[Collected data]

::::

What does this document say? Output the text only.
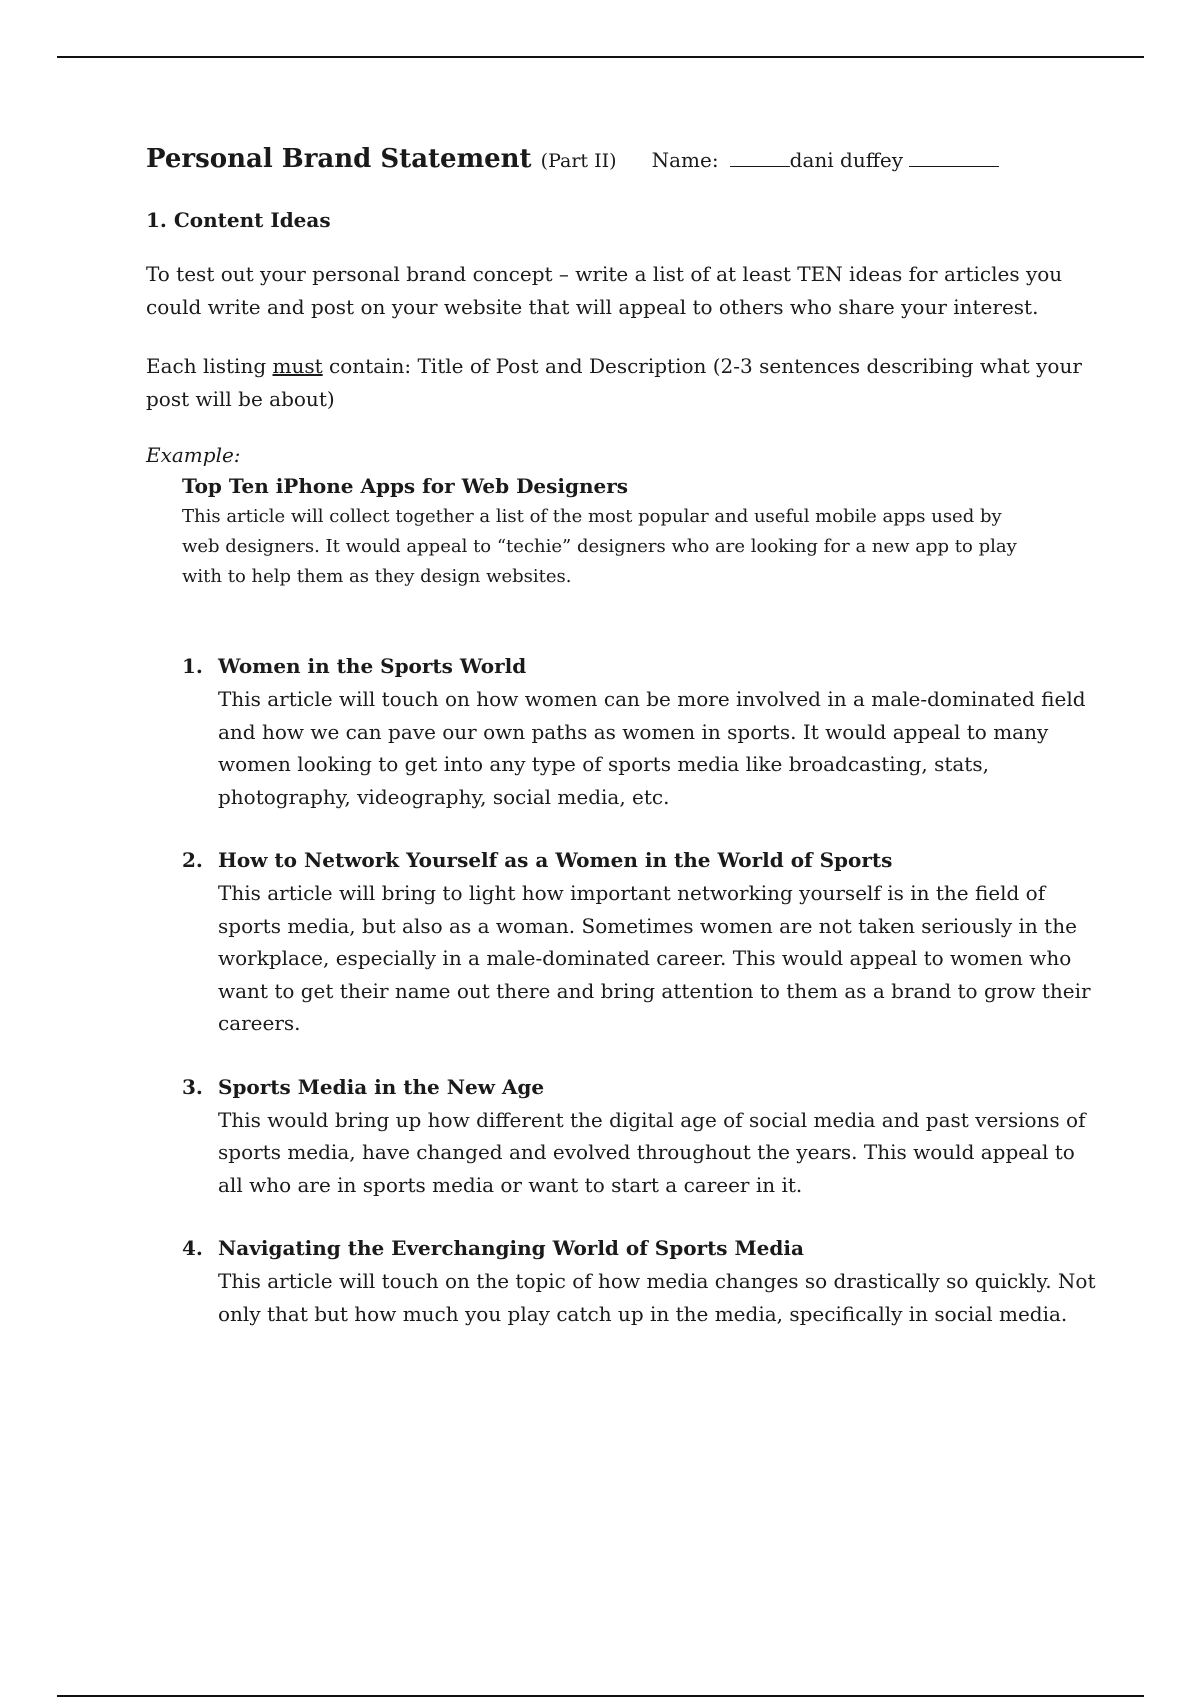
Personal Brand Statement (Part II) Name:	dani duffey
1. Content Ideas
To test out your personal brand concept – write a list of at least TEN ideas for articles you could write and post on your website that will appeal to others who share your interest.
Each listing must contain: Title of Post and Description (2-3 sentences describing what your post will be about)
Example:
Top Ten iPhone Apps for Web Designers
This article will collect together a list of the most popular and useful mobile apps used by web designers. It would appeal to “techie” designers who are looking for a new app to play with to help them as they design websites.
1. Women in the Sports World
This article will touch on how women can be more involved in a male-dominated field and how we can pave our own paths as women in sports. It would appeal to many women looking to get into any type of sports media like broadcasting, stats, photography, videography, social media, etc.
2. How to Network Yourself as a Women in the World of Sports
This article will bring to light how important networking yourself is in the field of sports media, but also as a woman. Sometimes women are not taken seriously in the workplace, especially in a male-dominated career. This would appeal to women who want to get their name out there and bring attention to them as a brand to grow their careers.
3. Sports Media in the New Age
This would bring up how different the digital age of social media and past versions of sports media, have changed and evolved throughout the years. This would appeal to all who are in sports media or want to start a career in it.
4. Navigating the Everchanging World of Sports Media
This article will touch on the topic of how media changes so drastically so quickly. Not only that but how much you play catch up in the media, specifically in social media.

::::

▶ [Problem] Reproduce each record above by retyping it exactly; omit all images.

▶ [Result of this exercise]
What does this document say? Output the text only.
Personal Brand Statement (Part II) Name:	dani duffey
1. Content Ideas
To test out your personal brand concept – write a list of at least TEN ideas for articles you could write and post on your website that will appeal to others who share your interest.
Each listing must contain: Title of Post and Description (2-3 sentences describing what your post will be about)
Example:
Top Ten iPhone Apps for Web Designers
This article will collect together a list of the most popular and useful mobile apps used by web designers. It would appeal to “techie” designers who are looking for a new app to play with to help them as they design websites.
1. Women in the Sports World
This article will touch on how women can be more involved in a male-dominated field and how we can pave our own paths as women in sports. It would appeal to many women looking to get into any type of sports media like broadcasting, stats, photography, videography, social media, etc.
2. How to Network Yourself as a Women in the World of Sports
This article will bring to light how important networking yourself is in the field of sports media, but also as a woman. Sometimes women are not taken seriously in the workplace, especially in a male-dominated career. This would appeal to women who want to get their name out there and bring attention to them as a brand to grow their careers.
3. Sports Media in the New Age
This would bring up how different the digital age of social media and past versions of sports media, have changed and evolved throughout the years. This would appeal to all who are in sports media or want to start a career in it.
4. Navigating the Everchanging World of Sports Media
This article will touch on the topic of how media changes so drastically so quickly. Not only that but how much you play catch up in the media, specifically in social media.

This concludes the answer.